*YOUR OBJECTIVE*.
Look through the lines below and extract each one that contains "this".

*DATA SHOWN*.
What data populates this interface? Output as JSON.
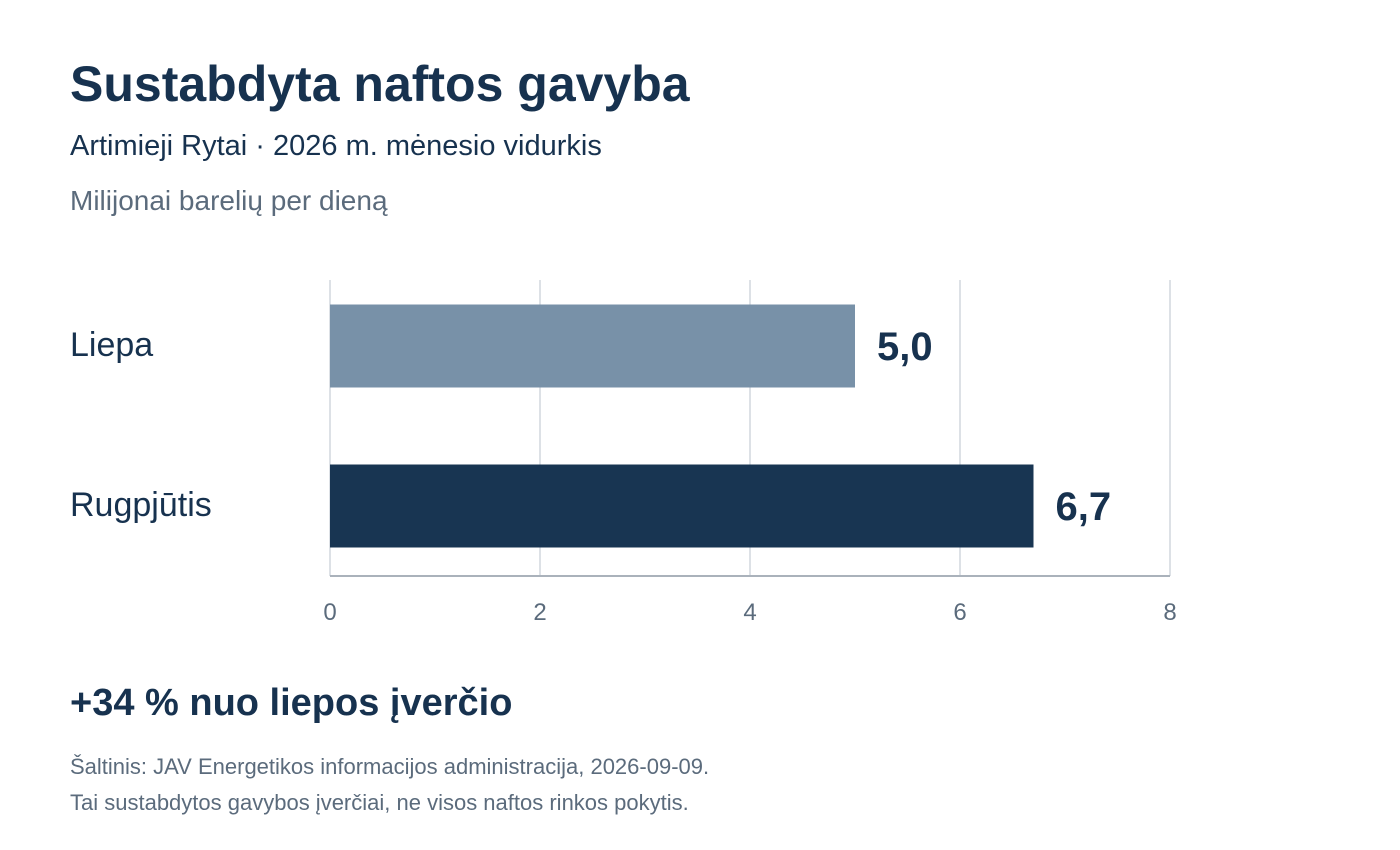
{
  "header": {
    "title": "Sustabdyta naftos gavyba",
    "subtitle": "Artimieji Rytai · 2026 m. mėnesio vidurkis",
    "unit": "Milijonai barelių per dieną"
  },
  "chart_data": {
    "type": "bar",
    "orientation": "horizontal",
    "title": "Sustabdyta naftos gavyba",
    "subtitle": "Artimieji Rytai · 2026 m. mėnesio vidurkis",
    "xlabel": "",
    "ylabel": "Milijonai barelių per dieną",
    "categories": [
      "Liepa",
      "Rugpjūtis"
    ],
    "values": [
      5.0,
      6.7
    ],
    "value_labels": [
      "5,0",
      "6,7"
    ],
    "bar_colors": [
      "#7891a8",
      "#183552"
    ],
    "xlim": [
      0,
      8
    ],
    "ticks": [
      0,
      2,
      4,
      6,
      8
    ],
    "tick_labels": [
      "0",
      "2",
      "4",
      "6",
      "8"
    ],
    "grid": true,
    "legend": "none"
  },
  "footer": {
    "callout": "+34 % nuo liepos įverčio",
    "source": "Šaltinis: JAV Energetikos informacijos administracija, 2026-09-09.",
    "note": "Tai sustabdytos gavybos įverčiai, ne visos naftos rinkos pokytis."
  },
  "colors": {
    "title": "#17324f",
    "muted": "#5b6b7c",
    "grid": "#dde1e6",
    "axis": "#aab2bb"
  }
}
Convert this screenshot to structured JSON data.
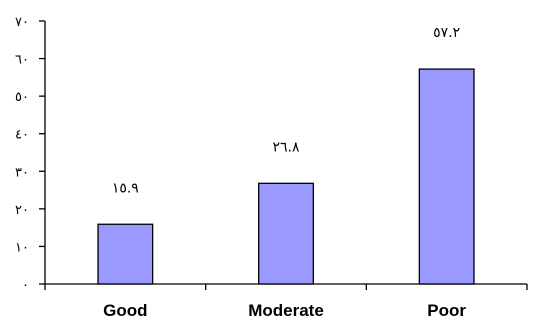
{
  "chart_data": {
    "type": "bar",
    "categories": [
      "Good",
      "Moderate",
      "Poor"
    ],
    "values": [
      15.9,
      26.8,
      57.2
    ],
    "data_labels": [
      "١٥.٩",
      "٢٦.٨",
      "٥٧.٢"
    ],
    "ylim": [
      0,
      70
    ],
    "yticks": [
      0,
      10,
      20,
      30,
      40,
      50,
      60,
      70
    ],
    "ytick_labels": [
      "٠",
      "١٠",
      "٢٠",
      "٣٠",
      "٤٠",
      "٥٠",
      "٦٠",
      "٧٠"
    ],
    "bar_color": "#9999ff",
    "bar_edge_color": "#000000",
    "grid": false,
    "legend": "none"
  }
}
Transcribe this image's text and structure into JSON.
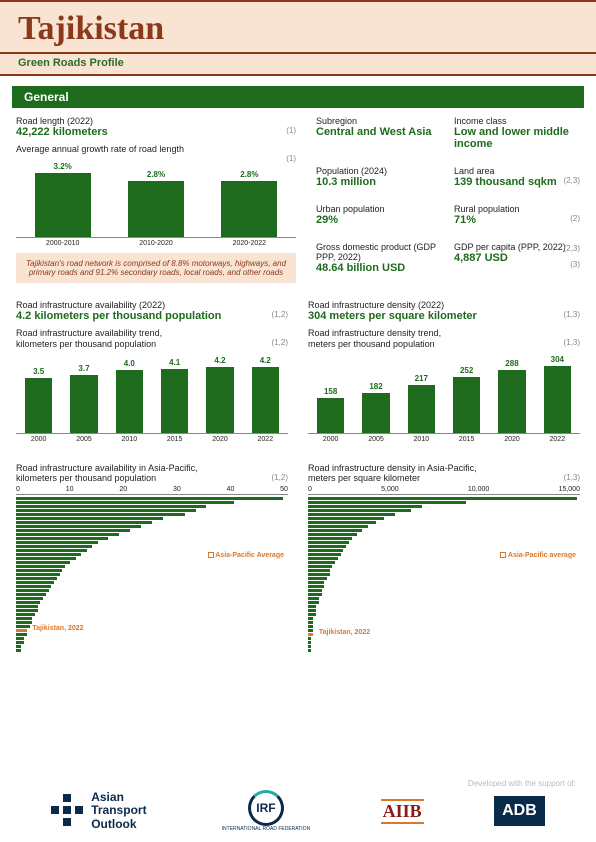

*FINAL RESULT*.
What data populates this interface? Output as JSON.
Convert this screenshot to structured JSON data.
Transcribe this image's text and structure into JSON.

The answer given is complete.